■ **INSTRUCTIONS TO FOLLOW**
Go through the records and give each one again exactly.

■ **SUPPLIED DATA**
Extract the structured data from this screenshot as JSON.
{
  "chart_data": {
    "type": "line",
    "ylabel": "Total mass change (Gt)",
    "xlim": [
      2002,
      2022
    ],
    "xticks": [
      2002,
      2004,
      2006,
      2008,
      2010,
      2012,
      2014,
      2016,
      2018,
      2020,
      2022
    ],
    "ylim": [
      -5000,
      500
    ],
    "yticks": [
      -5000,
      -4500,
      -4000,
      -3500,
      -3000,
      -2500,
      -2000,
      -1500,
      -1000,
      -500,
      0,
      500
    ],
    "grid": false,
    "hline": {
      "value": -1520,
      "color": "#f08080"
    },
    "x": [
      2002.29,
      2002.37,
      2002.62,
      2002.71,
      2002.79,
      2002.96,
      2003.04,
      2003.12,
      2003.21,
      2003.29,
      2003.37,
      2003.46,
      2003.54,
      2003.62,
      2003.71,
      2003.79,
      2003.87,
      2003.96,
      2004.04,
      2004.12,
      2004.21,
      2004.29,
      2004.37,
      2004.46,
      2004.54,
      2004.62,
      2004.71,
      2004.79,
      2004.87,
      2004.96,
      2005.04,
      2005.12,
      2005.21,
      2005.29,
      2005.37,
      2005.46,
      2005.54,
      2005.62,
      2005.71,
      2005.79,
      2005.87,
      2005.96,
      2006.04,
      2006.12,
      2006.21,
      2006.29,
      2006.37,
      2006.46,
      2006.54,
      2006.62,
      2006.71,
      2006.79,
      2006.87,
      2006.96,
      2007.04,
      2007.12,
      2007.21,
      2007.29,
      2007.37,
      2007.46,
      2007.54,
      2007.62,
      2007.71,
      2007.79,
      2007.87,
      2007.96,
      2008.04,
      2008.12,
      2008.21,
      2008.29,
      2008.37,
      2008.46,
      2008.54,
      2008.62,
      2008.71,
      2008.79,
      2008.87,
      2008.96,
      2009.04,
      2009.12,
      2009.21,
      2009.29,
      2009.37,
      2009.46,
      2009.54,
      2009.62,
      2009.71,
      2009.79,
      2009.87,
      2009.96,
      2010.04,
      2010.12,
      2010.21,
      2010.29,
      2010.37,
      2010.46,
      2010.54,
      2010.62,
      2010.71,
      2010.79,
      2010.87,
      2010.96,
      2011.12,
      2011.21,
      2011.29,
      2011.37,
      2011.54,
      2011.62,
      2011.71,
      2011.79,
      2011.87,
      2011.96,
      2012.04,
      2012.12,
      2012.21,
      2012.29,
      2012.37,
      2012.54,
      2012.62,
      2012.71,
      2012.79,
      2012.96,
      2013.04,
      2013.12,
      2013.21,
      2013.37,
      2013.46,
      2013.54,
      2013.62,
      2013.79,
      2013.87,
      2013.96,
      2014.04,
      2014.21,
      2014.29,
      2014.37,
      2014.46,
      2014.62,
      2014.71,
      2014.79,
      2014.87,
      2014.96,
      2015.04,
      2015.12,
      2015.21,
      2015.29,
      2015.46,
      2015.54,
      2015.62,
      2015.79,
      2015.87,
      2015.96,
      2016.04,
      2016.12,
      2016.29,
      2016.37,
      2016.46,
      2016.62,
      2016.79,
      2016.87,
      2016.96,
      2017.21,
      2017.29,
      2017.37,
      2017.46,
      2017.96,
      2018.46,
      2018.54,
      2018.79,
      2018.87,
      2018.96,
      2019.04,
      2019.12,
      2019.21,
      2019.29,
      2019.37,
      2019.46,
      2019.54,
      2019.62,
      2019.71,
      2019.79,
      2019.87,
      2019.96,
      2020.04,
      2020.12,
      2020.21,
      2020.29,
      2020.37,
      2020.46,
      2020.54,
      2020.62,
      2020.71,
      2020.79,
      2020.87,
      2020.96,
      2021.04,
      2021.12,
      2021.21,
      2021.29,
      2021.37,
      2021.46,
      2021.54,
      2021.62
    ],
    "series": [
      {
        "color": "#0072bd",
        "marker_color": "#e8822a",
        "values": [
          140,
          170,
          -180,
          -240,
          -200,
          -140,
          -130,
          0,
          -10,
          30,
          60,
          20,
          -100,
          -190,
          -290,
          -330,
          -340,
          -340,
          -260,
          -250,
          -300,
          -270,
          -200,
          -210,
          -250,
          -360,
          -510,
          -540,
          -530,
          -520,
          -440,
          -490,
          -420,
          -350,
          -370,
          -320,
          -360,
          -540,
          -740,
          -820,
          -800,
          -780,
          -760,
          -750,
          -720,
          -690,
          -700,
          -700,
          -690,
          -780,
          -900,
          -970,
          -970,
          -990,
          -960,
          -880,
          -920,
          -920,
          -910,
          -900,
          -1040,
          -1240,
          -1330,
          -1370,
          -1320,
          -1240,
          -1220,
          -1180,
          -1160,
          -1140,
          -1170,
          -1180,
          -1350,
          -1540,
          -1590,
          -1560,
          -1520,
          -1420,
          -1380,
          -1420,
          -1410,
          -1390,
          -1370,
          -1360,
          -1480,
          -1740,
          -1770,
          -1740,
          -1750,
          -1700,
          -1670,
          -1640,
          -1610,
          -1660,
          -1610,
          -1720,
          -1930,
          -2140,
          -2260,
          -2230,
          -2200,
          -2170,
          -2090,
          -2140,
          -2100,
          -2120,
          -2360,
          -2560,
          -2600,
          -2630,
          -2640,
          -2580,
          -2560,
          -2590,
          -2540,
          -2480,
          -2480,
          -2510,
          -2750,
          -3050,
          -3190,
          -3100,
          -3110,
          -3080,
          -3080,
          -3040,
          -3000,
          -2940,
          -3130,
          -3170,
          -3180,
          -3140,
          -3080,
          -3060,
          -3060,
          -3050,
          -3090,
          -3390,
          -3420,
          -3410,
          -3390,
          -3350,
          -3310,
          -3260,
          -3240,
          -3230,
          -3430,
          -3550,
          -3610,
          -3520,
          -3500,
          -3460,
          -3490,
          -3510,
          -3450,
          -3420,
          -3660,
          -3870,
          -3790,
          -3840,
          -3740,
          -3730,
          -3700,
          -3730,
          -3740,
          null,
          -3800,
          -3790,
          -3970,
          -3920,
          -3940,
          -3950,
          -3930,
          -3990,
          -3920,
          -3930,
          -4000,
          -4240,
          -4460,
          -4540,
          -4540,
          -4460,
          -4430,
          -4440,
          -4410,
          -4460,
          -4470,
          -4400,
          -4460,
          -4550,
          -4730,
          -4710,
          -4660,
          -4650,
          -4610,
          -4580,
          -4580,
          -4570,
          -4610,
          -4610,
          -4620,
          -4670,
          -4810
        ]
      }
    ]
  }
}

■ **OUTPUT FOR THIS TASK**
Extract the structured data from this screenshot as JSON.
{
  "chart_data": {
    "type": "line",
    "ylabel": "Total mass change (Gt)",
    "xlim": [
      2002,
      2022
    ],
    "xticks": [
      2002,
      2004,
      2006,
      2008,
      2010,
      2012,
      2014,
      2016,
      2018,
      2020,
      2022
    ],
    "ylim": [
      -5000,
      500
    ],
    "yticks": [
      -5000,
      -4500,
      -4000,
      -3500,
      -3000,
      -2500,
      -2000,
      -1500,
      -1000,
      -500,
      0,
      500
    ],
    "grid": false,
    "hline": {
      "value": -1520,
      "color": "#f08080"
    },
    "x": [
      2002.29,
      2002.37,
      2002.62,
      2002.71,
      2002.79,
      2002.96,
      2003.04,
      2003.12,
      2003.21,
      2003.29,
      2003.37,
      2003.46,
      2003.54,
      2003.62,
      2003.71,
      2003.79,
      2003.87,
      2003.96,
      2004.04,
      2004.12,
      2004.21,
      2004.29,
      2004.37,
      2004.46,
      2004.54,
      2004.62,
      2004.71,
      2004.79,
      2004.87,
      2004.96,
      2005.04,
      2005.12,
      2005.21,
      2005.29,
      2005.37,
      2005.46,
      2005.54,
      2005.62,
      2005.71,
      2005.79,
      2005.87,
      2005.96,
      2006.04,
      2006.12,
      2006.21,
      2006.29,
      2006.37,
      2006.46,
      2006.54,
      2006.62,
      2006.71,
      2006.79,
      2006.87,
      2006.96,
      2007.04,
      2007.12,
      2007.21,
      2007.29,
      2007.37,
      2007.46,
      2007.54,
      2007.62,
      2007.71,
      2007.79,
      2007.87,
      2007.96,
      2008.04,
      2008.12,
      2008.21,
      2008.29,
      2008.37,
      2008.46,
      2008.54,
      2008.62,
      2008.71,
      2008.79,
      2008.87,
      2008.96,
      2009.04,
      2009.12,
      2009.21,
      2009.29,
      2009.37,
      2009.46,
      2009.54,
      2009.62,
      2009.71,
      2009.79,
      2009.87,
      2009.96,
      2010.04,
      2010.12,
      2010.21,
      2010.29,
      2010.37,
      2010.46,
      2010.54,
      2010.62,
      2010.71,
      2010.79,
      2010.87,
      2010.96,
      2011.12,
      2011.21,
      2011.29,
      2011.37,
      2011.54,
      2011.62,
      2011.71,
      2011.79,
      2011.87,
      2011.96,
      2012.04,
      2012.12,
      2012.21,
      2012.29,
      2012.37,
      2012.54,
      2012.62,
      2012.71,
      2012.79,
      2012.96,
      2013.04,
      2013.12,
      2013.21,
      2013.37,
      2013.46,
      2013.54,
      2013.62,
      2013.79,
      2013.87,
      2013.96,
      2014.04,
      2014.21,
      2014.29,
      2014.37,
      2014.46,
      2014.62,
      2014.71,
      2014.79,
      2014.87,
      2014.96,
      2015.04,
      2015.12,
      2015.21,
      2015.29,
      2015.46,
      2015.54,
      2015.62,
      2015.79,
      2015.87,
      2015.96,
      2016.04,
      2016.12,
      2016.29,
      2016.37,
      2016.46,
      2016.62,
      2016.79,
      2016.87,
      2016.96,
      2017.21,
      2017.29,
      2017.37,
      2017.46,
      2017.96,
      2018.46,
      2018.54,
      2018.79,
      2018.87,
      2018.96,
      2019.04,
      2019.12,
      2019.21,
      2019.29,
      2019.37,
      2019.46,
      2019.54,
      2019.62,
      2019.71,
      2019.79,
      2019.87,
      2019.96,
      2020.04,
      2020.12,
      2020.21,
      2020.29,
      2020.37,
      2020.46,
      2020.54,
      2020.62,
      2020.71,
      2020.79,
      2020.87,
      2020.96,
      2021.04,
      2021.12,
      2021.21,
      2021.29,
      2021.37,
      2021.46,
      2021.54,
      2021.62
    ],
    "series": [
      {
        "color": "#0072bd",
        "marker_color": "#e8822a",
        "values": [
          140,
          170,
          -180,
          -240,
          -200,
          -140,
          -130,
          0,
          -10,
          30,
          60,
          20,
          -100,
          -190,
          -290,
          -330,
          -340,
          -340,
          -260,
          -250,
          -300,
          -270,
          -200,
          -210,
          -250,
          -360,
          -510,
          -540,
          -530,
          -520,
          -440,
          -490,
          -420,
          -350,
          -370,
          -320,
          -360,
          -540,
          -740,
          -820,
          -800,
          -780,
          -760,
          -750,
          -720,
          -690,
          -700,
          -700,
          -690,
          -780,
          -900,
          -970,
          -970,
          -990,
          -960,
          -880,
          -920,
          -920,
          -910,
          -900,
          -1040,
          -1240,
          -1330,
          -1370,
          -1320,
          -1240,
          -1220,
          -1180,
          -1160,
          -1140,
          -1170,
          -1180,
          -1350,
          -1540,
          -1590,
          -1560,
          -1520,
          -1420,
          -1380,
          -1420,
          -1410,
          -1390,
          -1370,
          -1360,
          -1480,
          -1740,
          -1770,
          -1740,
          -1750,
          -1700,
          -1670,
          -1640,
          -1610,
          -1660,
          -1610,
          -1720,
          -1930,
          -2140,
          -2260,
          -2230,
          -2200,
          -2170,
          -2090,
          -2140,
          -2100,
          -2120,
          -2360,
          -2560,
          -2600,
          -2630,
          -2640,
          -2580,
          -2560,
          -2590,
          -2540,
          -2480,
          -2480,
          -2510,
          -2750,
          -3050,
          -3190,
          -3100,
          -3110,
          -3080,
          -3080,
          -3040,
          -3000,
          -2940,
          -3130,
          -3170,
          -3180,
          -3140,
          -3080,
          -3060,
          -3060,
          -3050,
          -3090,
          -3390,
          -3420,
          -3410,
          -3390,
          -3350,
          -3310,
          -3260,
          -3240,
          -3230,
          -3430,
          -3550,
          -3610,
          -3520,
          -3500,
          -3460,
          -3490,
          -3510,
          -3450,
          -3420,
          -3660,
          -3870,
          -3790,
          -3840,
          -3740,
          -3730,
          -3700,
          -3730,
          -3740,
          null,
          -3800,
          -3790,
          -3970,
          -3920,
          -3940,
          -3950,
          -3930,
          -3990,
          -3920,
          -3930,
          -4000,
          -4240,
          -4460,
          -4540,
          -4540,
          -4460,
          -4430,
          -4440,
          -4410,
          -4460,
          -4470,
          -4400,
          -4460,
          -4550,
          -4730,
          -4710,
          -4660,
          -4650,
          -4610,
          -4580,
          -4580,
          -4570,
          -4610,
          -4610,
          -4620,
          -4670,
          -4810
        ]
      }
    ]
  }
}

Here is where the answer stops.